▶ [Problem description]:
List every line in the records below that contains the string "lines", copying each one in full. Case counts.

━━ Material for this exercise

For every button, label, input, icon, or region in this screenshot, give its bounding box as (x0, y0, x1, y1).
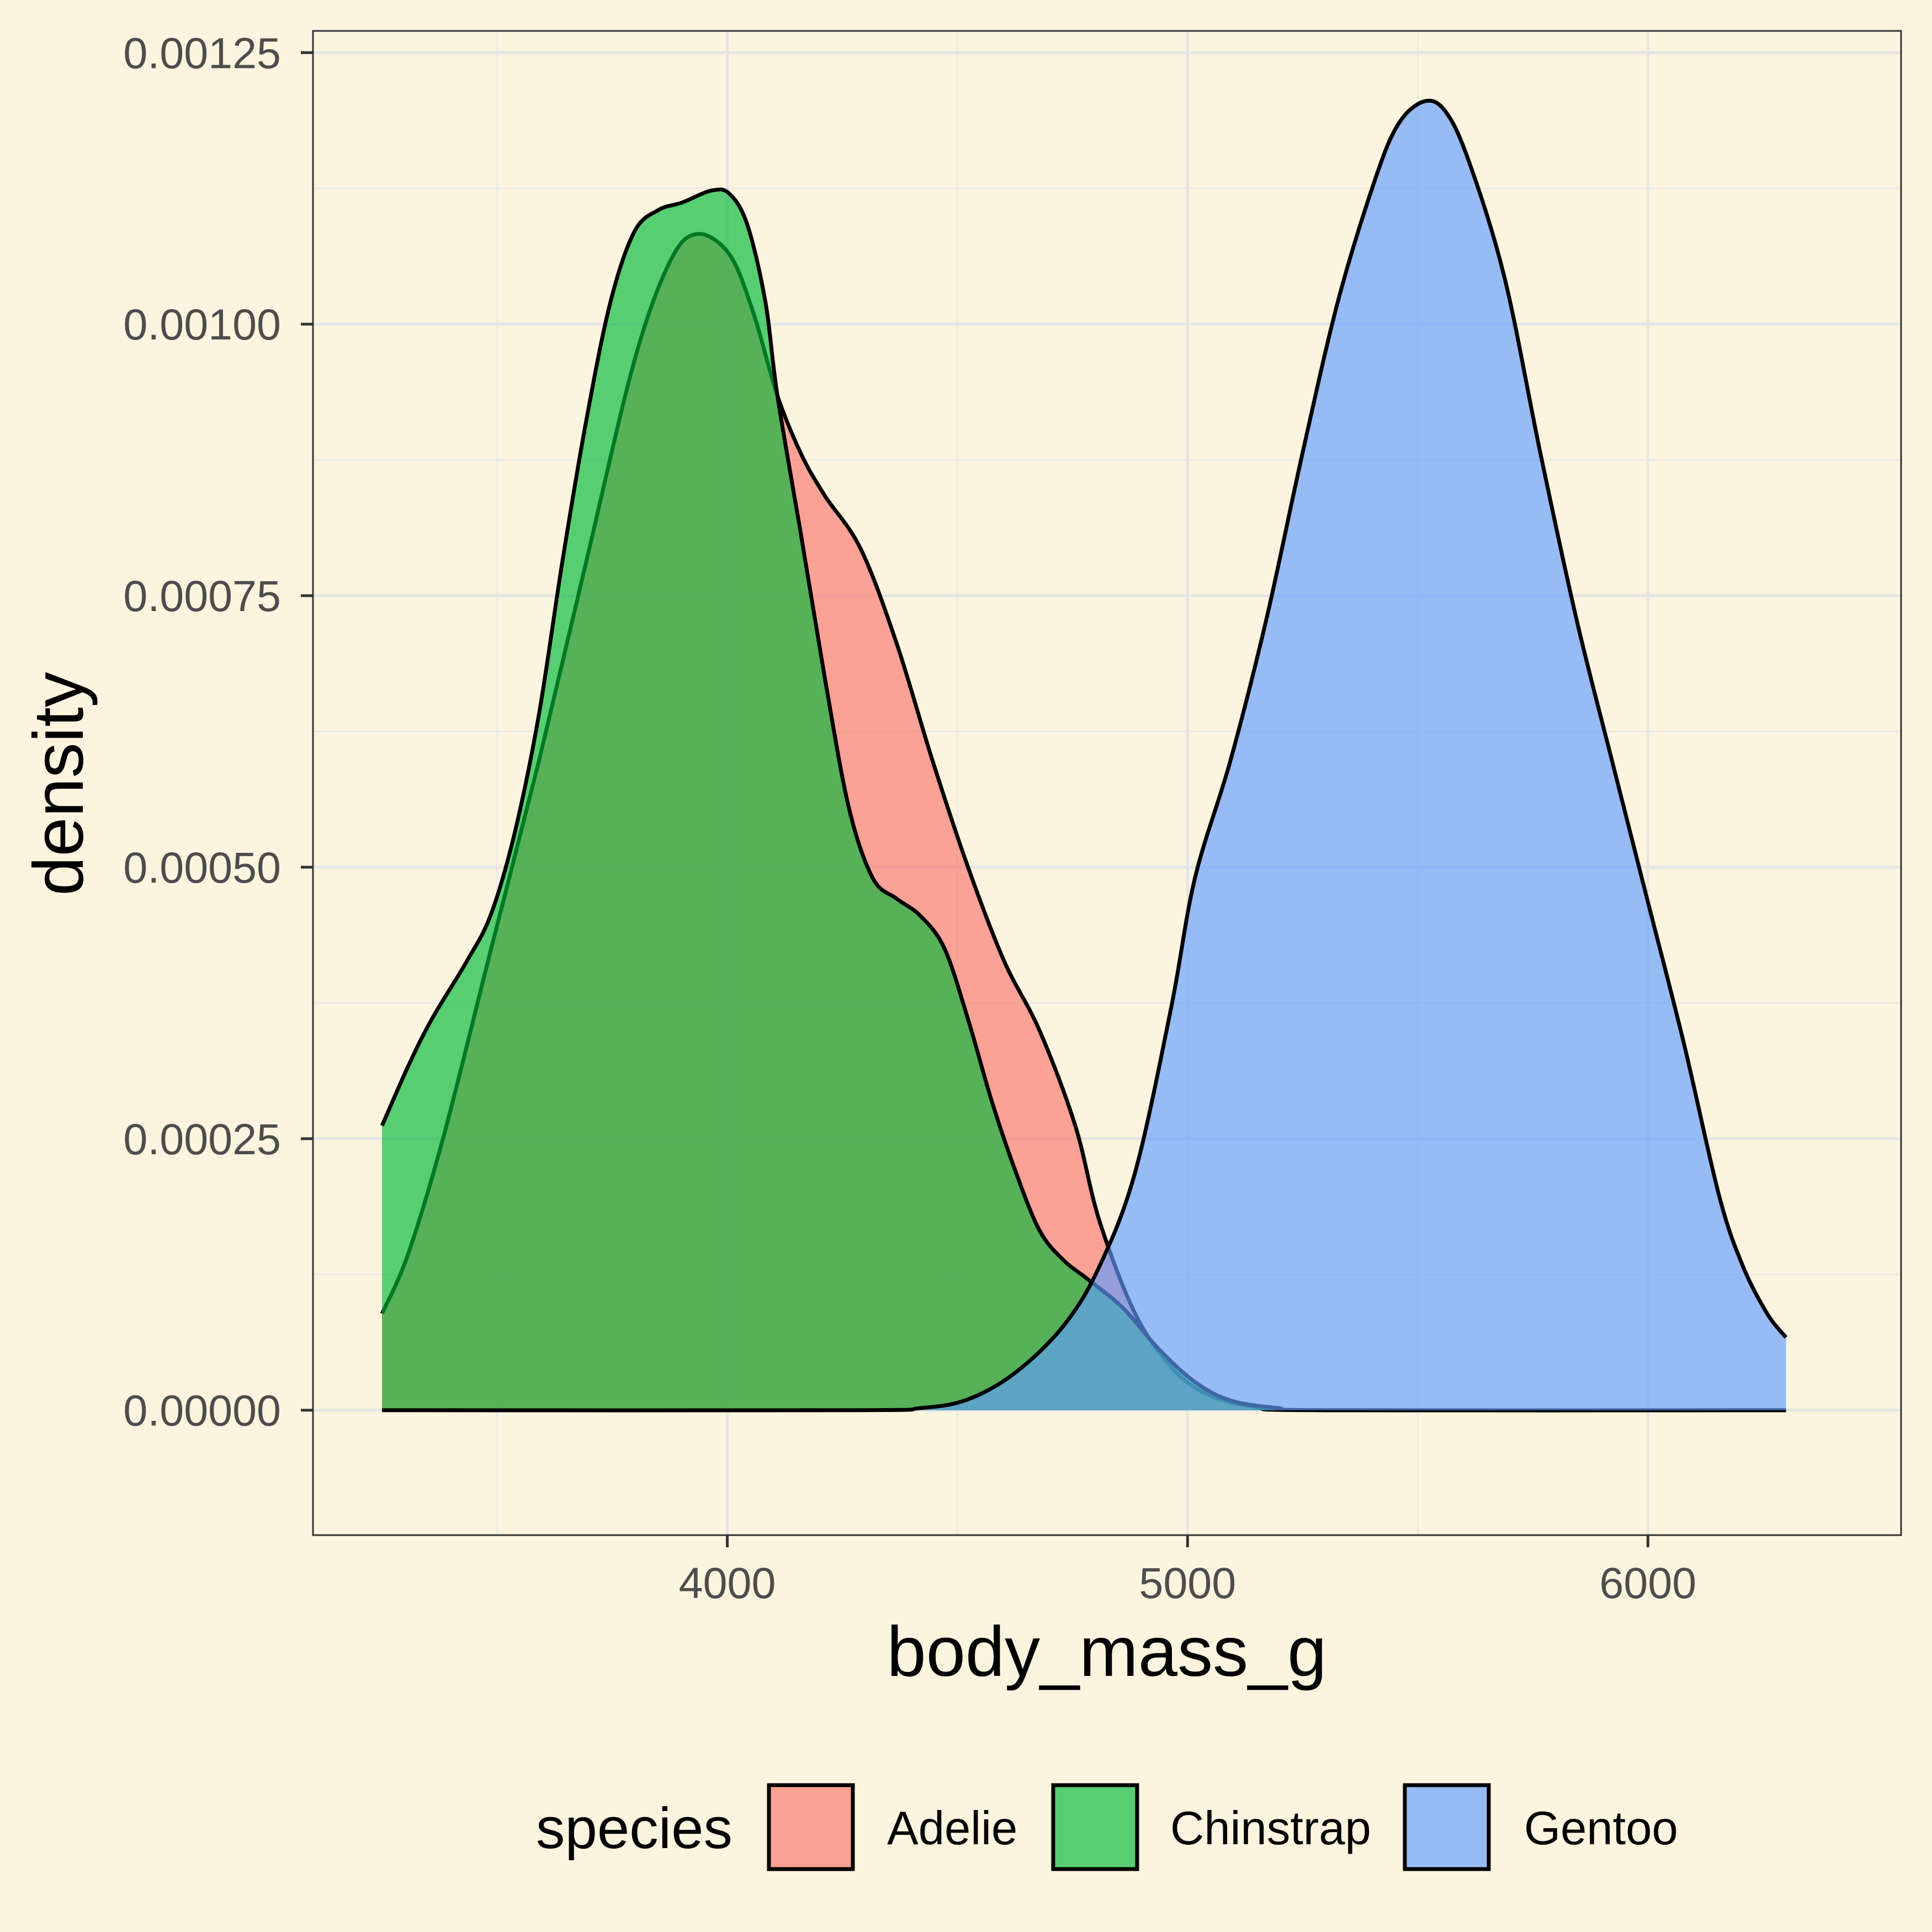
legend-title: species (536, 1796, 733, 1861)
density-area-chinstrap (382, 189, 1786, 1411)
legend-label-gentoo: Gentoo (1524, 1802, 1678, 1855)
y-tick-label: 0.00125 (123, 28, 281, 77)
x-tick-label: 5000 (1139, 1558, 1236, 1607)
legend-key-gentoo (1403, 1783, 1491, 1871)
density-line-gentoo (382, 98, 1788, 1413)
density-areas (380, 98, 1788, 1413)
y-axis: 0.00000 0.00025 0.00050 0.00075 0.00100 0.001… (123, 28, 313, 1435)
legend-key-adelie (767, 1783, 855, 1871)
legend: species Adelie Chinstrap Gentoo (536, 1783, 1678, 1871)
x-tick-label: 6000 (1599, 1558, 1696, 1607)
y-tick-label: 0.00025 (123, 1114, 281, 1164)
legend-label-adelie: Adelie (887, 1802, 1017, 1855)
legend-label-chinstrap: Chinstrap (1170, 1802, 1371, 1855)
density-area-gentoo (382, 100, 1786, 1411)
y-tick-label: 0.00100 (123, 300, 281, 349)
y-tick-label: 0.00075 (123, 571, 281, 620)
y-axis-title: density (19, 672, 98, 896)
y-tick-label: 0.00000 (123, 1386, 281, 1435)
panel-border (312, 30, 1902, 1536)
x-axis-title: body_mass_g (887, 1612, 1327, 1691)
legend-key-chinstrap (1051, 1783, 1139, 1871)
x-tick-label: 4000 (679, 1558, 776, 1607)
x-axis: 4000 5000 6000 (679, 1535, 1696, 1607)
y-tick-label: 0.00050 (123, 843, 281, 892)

━━━━
━━ Material for this exercise

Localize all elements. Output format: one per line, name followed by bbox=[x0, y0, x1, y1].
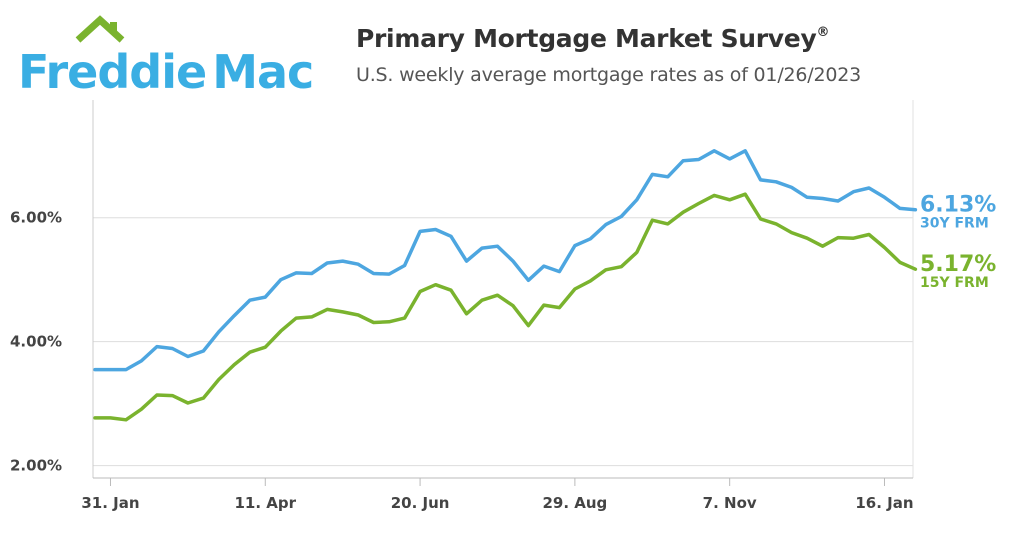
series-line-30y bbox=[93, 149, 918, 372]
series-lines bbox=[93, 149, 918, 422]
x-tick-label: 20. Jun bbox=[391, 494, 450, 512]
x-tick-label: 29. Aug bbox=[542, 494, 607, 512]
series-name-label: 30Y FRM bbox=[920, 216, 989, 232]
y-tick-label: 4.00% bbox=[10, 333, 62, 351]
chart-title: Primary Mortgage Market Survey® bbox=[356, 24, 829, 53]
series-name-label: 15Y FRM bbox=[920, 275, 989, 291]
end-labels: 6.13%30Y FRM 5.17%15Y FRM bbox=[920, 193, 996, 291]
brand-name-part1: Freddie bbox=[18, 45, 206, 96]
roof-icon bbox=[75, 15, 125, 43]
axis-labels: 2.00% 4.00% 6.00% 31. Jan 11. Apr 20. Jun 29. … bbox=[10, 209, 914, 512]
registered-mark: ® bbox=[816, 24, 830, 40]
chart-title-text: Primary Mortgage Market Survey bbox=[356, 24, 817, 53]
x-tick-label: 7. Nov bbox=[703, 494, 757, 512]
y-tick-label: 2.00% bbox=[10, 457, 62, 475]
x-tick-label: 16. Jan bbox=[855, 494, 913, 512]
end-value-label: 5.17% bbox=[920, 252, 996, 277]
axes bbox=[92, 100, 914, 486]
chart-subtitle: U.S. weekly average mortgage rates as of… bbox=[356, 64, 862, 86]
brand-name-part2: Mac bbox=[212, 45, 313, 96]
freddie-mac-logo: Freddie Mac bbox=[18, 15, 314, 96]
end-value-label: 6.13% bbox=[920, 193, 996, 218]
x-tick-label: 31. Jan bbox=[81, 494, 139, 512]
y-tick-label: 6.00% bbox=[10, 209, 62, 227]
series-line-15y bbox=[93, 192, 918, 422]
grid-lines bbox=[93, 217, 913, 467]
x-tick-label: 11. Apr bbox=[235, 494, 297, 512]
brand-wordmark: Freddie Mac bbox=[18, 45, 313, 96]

━━━━

▶ [Solution below]:
series-lines bbox=[93, 149, 918, 422]
grid-lines bbox=[93, 217, 913, 467]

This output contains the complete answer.